## BRIEF:
Copy the listing below line for line, keeping every character unchanged.

## EXTRACTED INFORMATION:
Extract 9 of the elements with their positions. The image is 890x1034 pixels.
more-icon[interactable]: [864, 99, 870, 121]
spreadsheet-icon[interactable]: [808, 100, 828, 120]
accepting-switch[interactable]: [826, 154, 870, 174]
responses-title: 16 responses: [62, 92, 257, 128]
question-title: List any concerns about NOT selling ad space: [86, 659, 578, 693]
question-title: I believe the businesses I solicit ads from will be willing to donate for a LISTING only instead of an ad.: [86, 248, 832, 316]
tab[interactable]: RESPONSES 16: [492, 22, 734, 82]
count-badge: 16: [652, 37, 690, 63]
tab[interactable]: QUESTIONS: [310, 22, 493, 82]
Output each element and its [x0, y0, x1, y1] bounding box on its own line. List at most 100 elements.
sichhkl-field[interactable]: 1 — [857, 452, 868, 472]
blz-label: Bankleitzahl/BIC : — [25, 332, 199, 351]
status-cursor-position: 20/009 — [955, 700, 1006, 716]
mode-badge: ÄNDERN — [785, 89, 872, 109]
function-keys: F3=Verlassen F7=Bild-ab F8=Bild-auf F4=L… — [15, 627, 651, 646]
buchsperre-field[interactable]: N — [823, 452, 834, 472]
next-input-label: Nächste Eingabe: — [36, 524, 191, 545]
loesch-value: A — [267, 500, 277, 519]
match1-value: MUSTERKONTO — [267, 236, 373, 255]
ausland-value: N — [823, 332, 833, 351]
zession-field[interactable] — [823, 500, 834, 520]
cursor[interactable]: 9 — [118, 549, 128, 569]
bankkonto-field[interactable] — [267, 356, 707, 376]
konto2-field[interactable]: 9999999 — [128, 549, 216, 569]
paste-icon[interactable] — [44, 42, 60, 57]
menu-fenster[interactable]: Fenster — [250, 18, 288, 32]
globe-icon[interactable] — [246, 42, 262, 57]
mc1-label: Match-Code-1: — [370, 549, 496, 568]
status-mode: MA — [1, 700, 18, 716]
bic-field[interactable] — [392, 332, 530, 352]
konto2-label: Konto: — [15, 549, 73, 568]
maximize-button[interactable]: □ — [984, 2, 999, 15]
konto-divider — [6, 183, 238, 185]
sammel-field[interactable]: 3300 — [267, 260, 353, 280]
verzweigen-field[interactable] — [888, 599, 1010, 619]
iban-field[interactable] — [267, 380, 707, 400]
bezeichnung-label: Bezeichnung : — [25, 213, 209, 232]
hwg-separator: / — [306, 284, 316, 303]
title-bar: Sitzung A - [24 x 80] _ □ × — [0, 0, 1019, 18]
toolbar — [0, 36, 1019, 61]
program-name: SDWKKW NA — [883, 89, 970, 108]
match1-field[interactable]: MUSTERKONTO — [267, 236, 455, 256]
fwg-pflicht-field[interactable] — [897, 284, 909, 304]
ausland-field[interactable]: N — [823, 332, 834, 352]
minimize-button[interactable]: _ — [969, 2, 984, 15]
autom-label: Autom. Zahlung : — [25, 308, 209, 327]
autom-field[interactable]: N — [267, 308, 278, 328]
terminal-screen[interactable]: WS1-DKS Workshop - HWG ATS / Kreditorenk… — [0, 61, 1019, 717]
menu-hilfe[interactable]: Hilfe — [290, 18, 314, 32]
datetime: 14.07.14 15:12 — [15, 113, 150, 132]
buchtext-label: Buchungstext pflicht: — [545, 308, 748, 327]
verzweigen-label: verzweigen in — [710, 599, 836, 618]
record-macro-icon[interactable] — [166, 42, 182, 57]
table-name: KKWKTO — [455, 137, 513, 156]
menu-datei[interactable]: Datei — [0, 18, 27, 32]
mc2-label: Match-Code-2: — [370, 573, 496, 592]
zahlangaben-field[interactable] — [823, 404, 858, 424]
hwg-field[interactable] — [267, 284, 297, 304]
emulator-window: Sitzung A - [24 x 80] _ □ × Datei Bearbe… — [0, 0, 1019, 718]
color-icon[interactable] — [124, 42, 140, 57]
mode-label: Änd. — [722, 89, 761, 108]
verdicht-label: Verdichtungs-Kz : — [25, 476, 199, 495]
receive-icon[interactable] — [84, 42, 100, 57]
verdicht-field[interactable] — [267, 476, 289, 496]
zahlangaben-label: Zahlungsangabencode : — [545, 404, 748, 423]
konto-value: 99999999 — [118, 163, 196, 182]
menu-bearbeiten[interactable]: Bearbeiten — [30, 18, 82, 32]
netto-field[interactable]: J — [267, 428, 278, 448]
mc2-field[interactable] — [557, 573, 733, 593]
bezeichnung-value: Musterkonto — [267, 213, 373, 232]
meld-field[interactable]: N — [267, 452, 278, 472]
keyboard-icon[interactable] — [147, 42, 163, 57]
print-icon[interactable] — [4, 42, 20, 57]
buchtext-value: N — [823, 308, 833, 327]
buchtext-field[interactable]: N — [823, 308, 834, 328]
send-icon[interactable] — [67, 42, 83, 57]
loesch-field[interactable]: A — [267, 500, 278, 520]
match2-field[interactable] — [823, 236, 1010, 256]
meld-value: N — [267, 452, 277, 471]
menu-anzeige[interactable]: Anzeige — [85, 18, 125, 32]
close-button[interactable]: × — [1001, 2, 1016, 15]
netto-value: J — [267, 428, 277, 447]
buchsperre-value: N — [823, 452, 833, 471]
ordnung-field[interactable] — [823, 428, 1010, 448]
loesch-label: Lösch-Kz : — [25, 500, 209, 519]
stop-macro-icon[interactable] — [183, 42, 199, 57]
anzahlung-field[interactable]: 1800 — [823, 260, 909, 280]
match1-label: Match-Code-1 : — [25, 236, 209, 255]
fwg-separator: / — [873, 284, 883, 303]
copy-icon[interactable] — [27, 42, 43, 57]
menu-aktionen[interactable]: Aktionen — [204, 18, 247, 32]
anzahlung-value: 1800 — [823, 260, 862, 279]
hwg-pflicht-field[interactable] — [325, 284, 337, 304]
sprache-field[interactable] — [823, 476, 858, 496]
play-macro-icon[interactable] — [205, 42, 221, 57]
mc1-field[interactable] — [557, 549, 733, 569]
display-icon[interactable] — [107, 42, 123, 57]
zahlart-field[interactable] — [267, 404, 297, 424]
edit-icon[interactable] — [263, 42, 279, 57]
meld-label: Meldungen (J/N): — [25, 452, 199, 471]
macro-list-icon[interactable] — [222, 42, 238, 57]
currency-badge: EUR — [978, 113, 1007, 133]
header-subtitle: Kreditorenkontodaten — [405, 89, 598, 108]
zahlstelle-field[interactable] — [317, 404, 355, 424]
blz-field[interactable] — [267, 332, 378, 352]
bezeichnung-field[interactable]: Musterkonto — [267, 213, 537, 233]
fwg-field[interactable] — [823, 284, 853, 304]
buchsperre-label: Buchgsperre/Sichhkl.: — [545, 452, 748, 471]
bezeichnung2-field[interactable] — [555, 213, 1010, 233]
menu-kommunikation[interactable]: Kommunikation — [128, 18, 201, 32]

## SOLUTION FOR THIS PROBLEM:
Extract 9 of the elements with their positions. The image is 890x1034 pixels.
more-icon[interactable]: [864, 99, 870, 121]
spreadsheet-icon[interactable]: [808, 100, 828, 120]
accepting-switch[interactable]: [826, 154, 870, 174]
responses-title: 16 responses: [62, 92, 257, 128]
question-title: List any concerns about NOT selling ad space: [86, 659, 578, 693]
question-title: I believe the businesses I solicit ads from will be willing to donate for a LISTING only instead of an ad.: [86, 248, 832, 316]
tab[interactable]: RESPONSES 16: [492, 22, 734, 82]
count-badge: 16: [652, 37, 690, 63]
tab[interactable]: QUESTIONS: [310, 22, 493, 82]
Output each element and its [x0, y0, x1, y1] bounding box on its own line. List at most 100 elements.
sichhkl-field[interactable]: 1 — [857, 452, 868, 472]
blz-label: Bankleitzahl/BIC : — [25, 332, 199, 351]
status-cursor-position: 20/009 — [955, 700, 1006, 716]
mode-badge: ÄNDERN — [785, 89, 872, 109]
function-keys: F3=Verlassen F7=Bild-ab F8=Bild-auf F4=L… — [15, 627, 651, 646]
buchsperre-field[interactable]: N — [823, 452, 834, 472]
next-input-label: Nächste Eingabe: — [36, 524, 191, 545]
loesch-value: A — [267, 500, 277, 519]
match1-value: MUSTERKONTO — [267, 236, 373, 255]
ausland-value: N — [823, 332, 833, 351]
zession-field[interactable] — [823, 500, 834, 520]
cursor[interactable]: 9 — [118, 549, 128, 569]
bankkonto-field[interactable] — [267, 356, 707, 376]
konto2-field[interactable]: 9999999 — [128, 549, 216, 569]
paste-icon[interactable] — [44, 42, 60, 57]
menu-fenster[interactable]: Fenster — [250, 18, 288, 32]
globe-icon[interactable] — [246, 42, 262, 57]
mc1-label: Match-Code-1: — [370, 549, 496, 568]
status-mode: MA — [1, 700, 18, 716]
bic-field[interactable] — [392, 332, 530, 352]
konto2-label: Konto: — [15, 549, 73, 568]
maximize-button[interactable]: □ — [984, 2, 999, 15]
konto-divider — [6, 183, 238, 185]
sammel-field[interactable]: 3300 — [267, 260, 353, 280]
verzweigen-field[interactable] — [888, 599, 1010, 619]
iban-field[interactable] — [267, 380, 707, 400]
bezeichnung-label: Bezeichnung : — [25, 213, 209, 232]
hwg-separator: / — [306, 284, 316, 303]
title-bar: Sitzung A - [24 x 80] _ □ × — [0, 0, 1019, 18]
toolbar — [0, 36, 1019, 61]
program-name: SDWKKW NA — [883, 89, 970, 108]
match1-field[interactable]: MUSTERKONTO — [267, 236, 455, 256]
fwg-pflicht-field[interactable] — [897, 284, 909, 304]
ausland-field[interactable]: N — [823, 332, 834, 352]
minimize-button[interactable]: _ — [969, 2, 984, 15]
autom-label: Autom. Zahlung : — [25, 308, 209, 327]
autom-field[interactable]: N — [267, 308, 278, 328]
terminal-screen[interactable]: WS1-DKS Workshop - HWG ATS / Kreditorenk… — [0, 61, 1019, 717]
menu-hilfe[interactable]: Hilfe — [290, 18, 314, 32]
datetime: 14.07.14 15:12 — [15, 113, 150, 132]
buchtext-label: Buchungstext pflicht: — [545, 308, 748, 327]
verzweigen-label: verzweigen in — [710, 599, 836, 618]
record-macro-icon[interactable] — [166, 42, 182, 57]
table-name: KKWKTO — [455, 137, 513, 156]
menu-datei[interactable]: Datei — [0, 18, 27, 32]
mc2-label: Match-Code-2: — [370, 573, 496, 592]
zahlangaben-field[interactable] — [823, 404, 858, 424]
hwg-field[interactable] — [267, 284, 297, 304]
emulator-window: Sitzung A - [24 x 80] _ □ × Datei Bearbe… — [0, 0, 1019, 718]
color-icon[interactable] — [124, 42, 140, 57]
mode-label: Änd. — [722, 89, 761, 108]
verdicht-label: Verdichtungs-Kz : — [25, 476, 199, 495]
receive-icon[interactable] — [84, 42, 100, 57]
verdicht-field[interactable] — [267, 476, 289, 496]
zahlangaben-label: Zahlungsangabencode : — [545, 404, 748, 423]
konto-value: 99999999 — [118, 163, 196, 182]
menu-bearbeiten[interactable]: Bearbeiten — [30, 18, 82, 32]
netto-field[interactable]: J — [267, 428, 278, 448]
mc2-field[interactable] — [557, 573, 733, 593]
bezeichnung-value: Musterkonto — [267, 213, 373, 232]
meld-field[interactable]: N — [267, 452, 278, 472]
keyboard-icon[interactable] — [147, 42, 163, 57]
print-icon[interactable] — [4, 42, 20, 57]
buchtext-value: N — [823, 308, 833, 327]
buchtext-field[interactable]: N — [823, 308, 834, 328]
send-icon[interactable] — [67, 42, 83, 57]
loesch-field[interactable]: A — [267, 500, 278, 520]
match2-field[interactable] — [823, 236, 1010, 256]
meld-value: N — [267, 452, 277, 471]
menu-anzeige[interactable]: Anzeige — [85, 18, 125, 32]
close-button[interactable]: × — [1001, 2, 1016, 15]
netto-value: J — [267, 428, 277, 447]
buchsperre-value: N — [823, 452, 833, 471]
ordnung-field[interactable] — [823, 428, 1010, 448]
loesch-label: Lösch-Kz : — [25, 500, 209, 519]
stop-macro-icon[interactable] — [183, 42, 199, 57]
anzahlung-field[interactable]: 1800 — [823, 260, 909, 280]
match1-label: Match-Code-1 : — [25, 236, 209, 255]
fwg-separator: / — [873, 284, 883, 303]
copy-icon[interactable] — [27, 42, 43, 57]
menu-aktionen[interactable]: Aktionen — [204, 18, 247, 32]
anzahlung-value: 1800 — [823, 260, 862, 279]
hwg-pflicht-field[interactable] — [325, 284, 337, 304]
sprache-field[interactable] — [823, 476, 858, 496]
play-macro-icon[interactable] — [205, 42, 221, 57]
mc1-field[interactable] — [557, 549, 733, 569]
display-icon[interactable] — [107, 42, 123, 57]
zahlart-field[interactable] — [267, 404, 297, 424]
edit-icon[interactable] — [263, 42, 279, 57]
meld-label: Meldungen (J/N): — [25, 452, 199, 471]
macro-list-icon[interactable] — [222, 42, 238, 57]
currency-badge: EUR — [978, 113, 1007, 133]
header-subtitle: Kreditorenkontodaten — [405, 89, 598, 108]
zahlstelle-field[interactable] — [317, 404, 355, 424]
blz-field[interactable] — [267, 332, 378, 352]
bezeichnung-field[interactable]: Musterkonto — [267, 213, 537, 233]
fwg-field[interactable] — [823, 284, 853, 304]
buchsperre-label: Buchgsperre/Sichhkl.: — [545, 452, 748, 471]
bezeichnung2-field[interactable] — [555, 213, 1010, 233]
menu-kommunikation[interactable]: Kommunikation — [128, 18, 201, 32]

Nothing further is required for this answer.